Pull out every line with the word "secondo" from the entries below.

A block of data
--- start ---
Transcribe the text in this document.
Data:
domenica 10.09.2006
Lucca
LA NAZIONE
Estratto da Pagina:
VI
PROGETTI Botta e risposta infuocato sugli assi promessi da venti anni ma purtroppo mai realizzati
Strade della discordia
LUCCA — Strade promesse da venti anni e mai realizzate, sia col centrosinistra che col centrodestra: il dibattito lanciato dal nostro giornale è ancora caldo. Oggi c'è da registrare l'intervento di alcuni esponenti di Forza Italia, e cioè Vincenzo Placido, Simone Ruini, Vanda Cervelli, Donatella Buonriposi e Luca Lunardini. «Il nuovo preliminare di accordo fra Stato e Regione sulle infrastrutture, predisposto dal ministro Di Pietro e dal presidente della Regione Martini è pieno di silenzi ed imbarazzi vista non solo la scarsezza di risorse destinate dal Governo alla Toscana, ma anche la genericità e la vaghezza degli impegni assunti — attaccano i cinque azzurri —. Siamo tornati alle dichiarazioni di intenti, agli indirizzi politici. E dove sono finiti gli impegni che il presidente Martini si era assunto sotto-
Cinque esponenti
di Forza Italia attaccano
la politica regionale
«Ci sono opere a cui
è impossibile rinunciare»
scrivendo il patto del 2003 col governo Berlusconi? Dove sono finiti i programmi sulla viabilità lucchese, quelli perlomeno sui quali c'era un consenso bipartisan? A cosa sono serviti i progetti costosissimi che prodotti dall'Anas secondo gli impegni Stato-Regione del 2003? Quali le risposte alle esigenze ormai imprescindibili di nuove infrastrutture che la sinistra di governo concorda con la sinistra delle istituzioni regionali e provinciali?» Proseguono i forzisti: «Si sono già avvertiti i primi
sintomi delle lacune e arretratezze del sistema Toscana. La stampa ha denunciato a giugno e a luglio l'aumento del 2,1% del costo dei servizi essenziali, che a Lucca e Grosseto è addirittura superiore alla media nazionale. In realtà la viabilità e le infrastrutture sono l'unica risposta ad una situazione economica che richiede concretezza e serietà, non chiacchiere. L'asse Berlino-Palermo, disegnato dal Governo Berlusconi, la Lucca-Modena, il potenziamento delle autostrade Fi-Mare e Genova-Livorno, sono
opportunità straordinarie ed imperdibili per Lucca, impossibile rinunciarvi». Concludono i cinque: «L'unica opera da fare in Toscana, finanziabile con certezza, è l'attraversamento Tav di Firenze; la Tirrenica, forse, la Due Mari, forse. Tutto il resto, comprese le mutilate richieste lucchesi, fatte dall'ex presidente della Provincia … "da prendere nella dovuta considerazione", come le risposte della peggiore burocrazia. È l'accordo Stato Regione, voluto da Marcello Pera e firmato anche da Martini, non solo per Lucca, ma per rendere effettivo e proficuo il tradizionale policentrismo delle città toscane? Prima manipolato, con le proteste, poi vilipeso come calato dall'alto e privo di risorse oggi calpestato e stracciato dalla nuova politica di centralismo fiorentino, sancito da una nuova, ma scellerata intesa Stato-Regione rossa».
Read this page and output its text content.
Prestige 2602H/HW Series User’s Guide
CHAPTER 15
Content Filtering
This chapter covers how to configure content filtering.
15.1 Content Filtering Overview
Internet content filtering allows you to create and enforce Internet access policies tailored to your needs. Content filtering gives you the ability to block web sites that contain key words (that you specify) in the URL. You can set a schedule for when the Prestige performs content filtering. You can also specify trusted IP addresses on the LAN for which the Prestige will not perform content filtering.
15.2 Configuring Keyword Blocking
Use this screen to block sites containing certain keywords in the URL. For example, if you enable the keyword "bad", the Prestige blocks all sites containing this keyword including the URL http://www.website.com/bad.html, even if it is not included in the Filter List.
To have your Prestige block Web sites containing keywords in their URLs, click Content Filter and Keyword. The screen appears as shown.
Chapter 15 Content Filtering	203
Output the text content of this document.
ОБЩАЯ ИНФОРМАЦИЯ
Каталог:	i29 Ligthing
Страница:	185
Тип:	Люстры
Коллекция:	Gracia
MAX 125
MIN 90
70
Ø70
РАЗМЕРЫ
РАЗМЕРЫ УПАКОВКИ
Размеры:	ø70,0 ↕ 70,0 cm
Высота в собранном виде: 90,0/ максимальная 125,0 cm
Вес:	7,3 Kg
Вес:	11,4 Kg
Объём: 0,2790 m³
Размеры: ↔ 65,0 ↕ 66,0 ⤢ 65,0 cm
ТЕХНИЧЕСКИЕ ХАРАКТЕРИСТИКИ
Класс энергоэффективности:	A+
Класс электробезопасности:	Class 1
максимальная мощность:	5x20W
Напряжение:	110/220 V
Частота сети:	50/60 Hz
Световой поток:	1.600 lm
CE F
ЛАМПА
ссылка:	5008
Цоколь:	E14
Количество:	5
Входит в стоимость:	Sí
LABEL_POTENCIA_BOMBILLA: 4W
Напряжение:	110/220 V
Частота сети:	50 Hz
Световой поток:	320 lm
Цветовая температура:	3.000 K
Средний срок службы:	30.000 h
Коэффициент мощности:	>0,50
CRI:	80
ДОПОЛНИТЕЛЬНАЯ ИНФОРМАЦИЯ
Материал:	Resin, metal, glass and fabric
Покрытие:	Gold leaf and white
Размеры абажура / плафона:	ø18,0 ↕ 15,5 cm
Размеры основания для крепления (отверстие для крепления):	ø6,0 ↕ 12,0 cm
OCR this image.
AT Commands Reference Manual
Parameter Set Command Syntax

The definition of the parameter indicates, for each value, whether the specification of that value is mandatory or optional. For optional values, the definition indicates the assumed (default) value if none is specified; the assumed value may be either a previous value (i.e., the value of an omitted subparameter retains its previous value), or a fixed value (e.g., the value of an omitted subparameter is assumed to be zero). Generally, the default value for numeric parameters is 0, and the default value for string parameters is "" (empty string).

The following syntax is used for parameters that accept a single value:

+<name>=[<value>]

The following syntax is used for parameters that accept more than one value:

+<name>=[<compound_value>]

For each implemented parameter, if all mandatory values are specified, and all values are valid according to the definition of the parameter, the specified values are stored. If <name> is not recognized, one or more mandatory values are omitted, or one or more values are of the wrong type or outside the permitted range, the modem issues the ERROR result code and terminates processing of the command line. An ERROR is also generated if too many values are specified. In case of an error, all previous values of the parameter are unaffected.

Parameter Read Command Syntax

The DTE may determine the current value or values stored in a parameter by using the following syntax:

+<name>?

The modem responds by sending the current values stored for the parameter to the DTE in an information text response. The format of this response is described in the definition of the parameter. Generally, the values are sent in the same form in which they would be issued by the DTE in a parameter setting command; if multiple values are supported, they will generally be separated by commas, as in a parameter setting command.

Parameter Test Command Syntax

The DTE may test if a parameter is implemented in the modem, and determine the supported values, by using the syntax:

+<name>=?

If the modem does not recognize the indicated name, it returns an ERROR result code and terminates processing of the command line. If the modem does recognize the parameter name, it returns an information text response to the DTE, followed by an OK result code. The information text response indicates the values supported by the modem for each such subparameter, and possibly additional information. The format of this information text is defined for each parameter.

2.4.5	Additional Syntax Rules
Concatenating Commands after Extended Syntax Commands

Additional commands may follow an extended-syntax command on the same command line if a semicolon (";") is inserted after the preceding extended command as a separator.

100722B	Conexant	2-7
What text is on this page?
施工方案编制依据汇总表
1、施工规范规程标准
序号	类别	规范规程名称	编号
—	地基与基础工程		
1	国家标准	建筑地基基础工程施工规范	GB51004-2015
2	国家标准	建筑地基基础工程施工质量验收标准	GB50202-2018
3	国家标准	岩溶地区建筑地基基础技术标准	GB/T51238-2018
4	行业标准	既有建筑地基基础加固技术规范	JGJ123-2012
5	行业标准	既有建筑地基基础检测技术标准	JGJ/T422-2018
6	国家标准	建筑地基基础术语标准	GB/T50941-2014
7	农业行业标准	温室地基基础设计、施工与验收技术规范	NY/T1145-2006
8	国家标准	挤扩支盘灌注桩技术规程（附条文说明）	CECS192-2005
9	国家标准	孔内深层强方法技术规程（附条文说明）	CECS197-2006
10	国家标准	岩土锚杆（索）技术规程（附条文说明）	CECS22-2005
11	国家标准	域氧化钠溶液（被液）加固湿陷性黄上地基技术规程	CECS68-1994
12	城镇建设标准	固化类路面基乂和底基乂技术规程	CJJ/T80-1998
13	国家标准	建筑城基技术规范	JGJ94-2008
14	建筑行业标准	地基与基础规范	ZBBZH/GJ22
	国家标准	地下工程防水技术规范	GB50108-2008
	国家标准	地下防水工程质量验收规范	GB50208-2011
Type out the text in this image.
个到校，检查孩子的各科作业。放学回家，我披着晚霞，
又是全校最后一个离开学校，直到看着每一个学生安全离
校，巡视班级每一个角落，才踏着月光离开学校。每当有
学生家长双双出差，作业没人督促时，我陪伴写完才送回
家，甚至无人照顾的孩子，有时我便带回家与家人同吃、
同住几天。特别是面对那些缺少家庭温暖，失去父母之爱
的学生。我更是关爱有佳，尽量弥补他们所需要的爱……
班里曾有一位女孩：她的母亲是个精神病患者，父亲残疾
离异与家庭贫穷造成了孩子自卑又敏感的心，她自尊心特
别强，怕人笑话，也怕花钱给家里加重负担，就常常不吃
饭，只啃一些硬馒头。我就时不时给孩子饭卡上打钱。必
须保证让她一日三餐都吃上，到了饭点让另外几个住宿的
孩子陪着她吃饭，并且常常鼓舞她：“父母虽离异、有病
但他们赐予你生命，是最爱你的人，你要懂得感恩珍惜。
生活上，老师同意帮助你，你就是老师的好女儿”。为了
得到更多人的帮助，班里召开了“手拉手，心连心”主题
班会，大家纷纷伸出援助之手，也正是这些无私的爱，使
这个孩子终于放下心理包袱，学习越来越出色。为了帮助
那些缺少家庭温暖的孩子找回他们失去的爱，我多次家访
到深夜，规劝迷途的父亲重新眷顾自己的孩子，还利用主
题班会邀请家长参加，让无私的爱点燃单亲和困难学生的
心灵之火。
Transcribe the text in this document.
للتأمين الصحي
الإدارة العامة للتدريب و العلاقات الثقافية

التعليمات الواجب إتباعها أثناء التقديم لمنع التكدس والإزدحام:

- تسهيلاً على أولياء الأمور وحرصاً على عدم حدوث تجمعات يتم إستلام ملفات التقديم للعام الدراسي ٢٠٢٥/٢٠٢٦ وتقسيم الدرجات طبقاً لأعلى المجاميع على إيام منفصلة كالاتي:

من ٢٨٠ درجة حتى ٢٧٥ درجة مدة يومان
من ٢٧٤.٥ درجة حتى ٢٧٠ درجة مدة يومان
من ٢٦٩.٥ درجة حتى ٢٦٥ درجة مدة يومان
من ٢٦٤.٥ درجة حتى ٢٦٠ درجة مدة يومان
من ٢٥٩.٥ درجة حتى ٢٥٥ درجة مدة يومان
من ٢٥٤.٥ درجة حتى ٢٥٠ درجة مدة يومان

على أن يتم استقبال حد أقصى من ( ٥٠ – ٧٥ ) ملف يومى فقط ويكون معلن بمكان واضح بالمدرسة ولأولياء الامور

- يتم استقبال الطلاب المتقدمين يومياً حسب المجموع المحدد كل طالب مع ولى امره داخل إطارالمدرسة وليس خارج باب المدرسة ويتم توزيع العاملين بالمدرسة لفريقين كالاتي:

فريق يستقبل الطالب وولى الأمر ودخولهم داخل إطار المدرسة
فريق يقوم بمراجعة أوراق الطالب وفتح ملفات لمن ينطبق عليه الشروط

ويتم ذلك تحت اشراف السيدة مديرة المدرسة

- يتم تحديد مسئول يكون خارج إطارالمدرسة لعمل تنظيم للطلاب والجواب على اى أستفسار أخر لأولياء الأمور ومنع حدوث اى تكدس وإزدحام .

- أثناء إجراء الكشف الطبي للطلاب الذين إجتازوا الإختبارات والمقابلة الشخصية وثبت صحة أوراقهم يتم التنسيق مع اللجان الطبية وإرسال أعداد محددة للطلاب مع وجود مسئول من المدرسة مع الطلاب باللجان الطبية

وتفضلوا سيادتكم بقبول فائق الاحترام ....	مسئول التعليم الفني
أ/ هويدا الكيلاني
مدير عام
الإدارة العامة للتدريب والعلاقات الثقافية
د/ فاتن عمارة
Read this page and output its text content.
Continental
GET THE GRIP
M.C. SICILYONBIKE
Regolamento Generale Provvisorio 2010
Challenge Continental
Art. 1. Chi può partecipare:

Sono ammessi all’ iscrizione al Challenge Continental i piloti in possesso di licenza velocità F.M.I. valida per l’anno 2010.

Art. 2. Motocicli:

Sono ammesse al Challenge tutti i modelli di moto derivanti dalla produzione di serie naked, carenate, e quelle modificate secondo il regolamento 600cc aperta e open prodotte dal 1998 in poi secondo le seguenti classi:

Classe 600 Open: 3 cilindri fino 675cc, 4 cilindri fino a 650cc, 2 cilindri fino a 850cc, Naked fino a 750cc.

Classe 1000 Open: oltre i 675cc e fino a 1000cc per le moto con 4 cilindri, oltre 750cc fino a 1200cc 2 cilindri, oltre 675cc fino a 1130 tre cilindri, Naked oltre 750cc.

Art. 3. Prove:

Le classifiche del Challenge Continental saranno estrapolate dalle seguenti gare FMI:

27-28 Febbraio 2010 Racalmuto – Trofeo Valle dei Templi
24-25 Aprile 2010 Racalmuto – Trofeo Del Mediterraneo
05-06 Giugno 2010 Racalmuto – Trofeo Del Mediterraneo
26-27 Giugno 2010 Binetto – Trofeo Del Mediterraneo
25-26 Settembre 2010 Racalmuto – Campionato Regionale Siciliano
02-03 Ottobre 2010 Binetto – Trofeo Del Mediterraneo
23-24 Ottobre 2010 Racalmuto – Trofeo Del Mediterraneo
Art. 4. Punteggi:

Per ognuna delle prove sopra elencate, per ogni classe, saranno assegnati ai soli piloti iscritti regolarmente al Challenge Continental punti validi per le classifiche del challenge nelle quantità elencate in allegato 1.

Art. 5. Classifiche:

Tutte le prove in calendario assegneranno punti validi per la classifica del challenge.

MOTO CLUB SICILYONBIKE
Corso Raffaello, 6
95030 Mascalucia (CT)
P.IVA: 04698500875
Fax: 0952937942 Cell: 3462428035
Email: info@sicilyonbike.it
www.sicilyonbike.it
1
--- end ---
▸ COMPLETE OUTPUT:
scrivendo il patto del 2003 col governo Berlusconi? Dove sono finiti i programmi sulla viabilità lucchese, quelli perlomeno sui quali c'era un consenso bipartisan? A cosa sono serviti i progetti costosissimi che prodotti dall'Anas secondo gli impegni Stato-Regione del 2003? Quali le risposte alle esigenze ormai imprescindibili di nuove infrastrutture che la sinistra di governo concorda con la sinistra delle istituzioni regionali e provinciali?» Proseguono i forzisti: «Si sono già avvertiti i primi
Sono ammesse al Challenge tutti i modelli di moto derivanti dalla produzione di serie naked, carenate, e quelle modificate secondo il regolamento 600cc aperta e open prodotte dal 1998 in poi secondo le seguenti classi:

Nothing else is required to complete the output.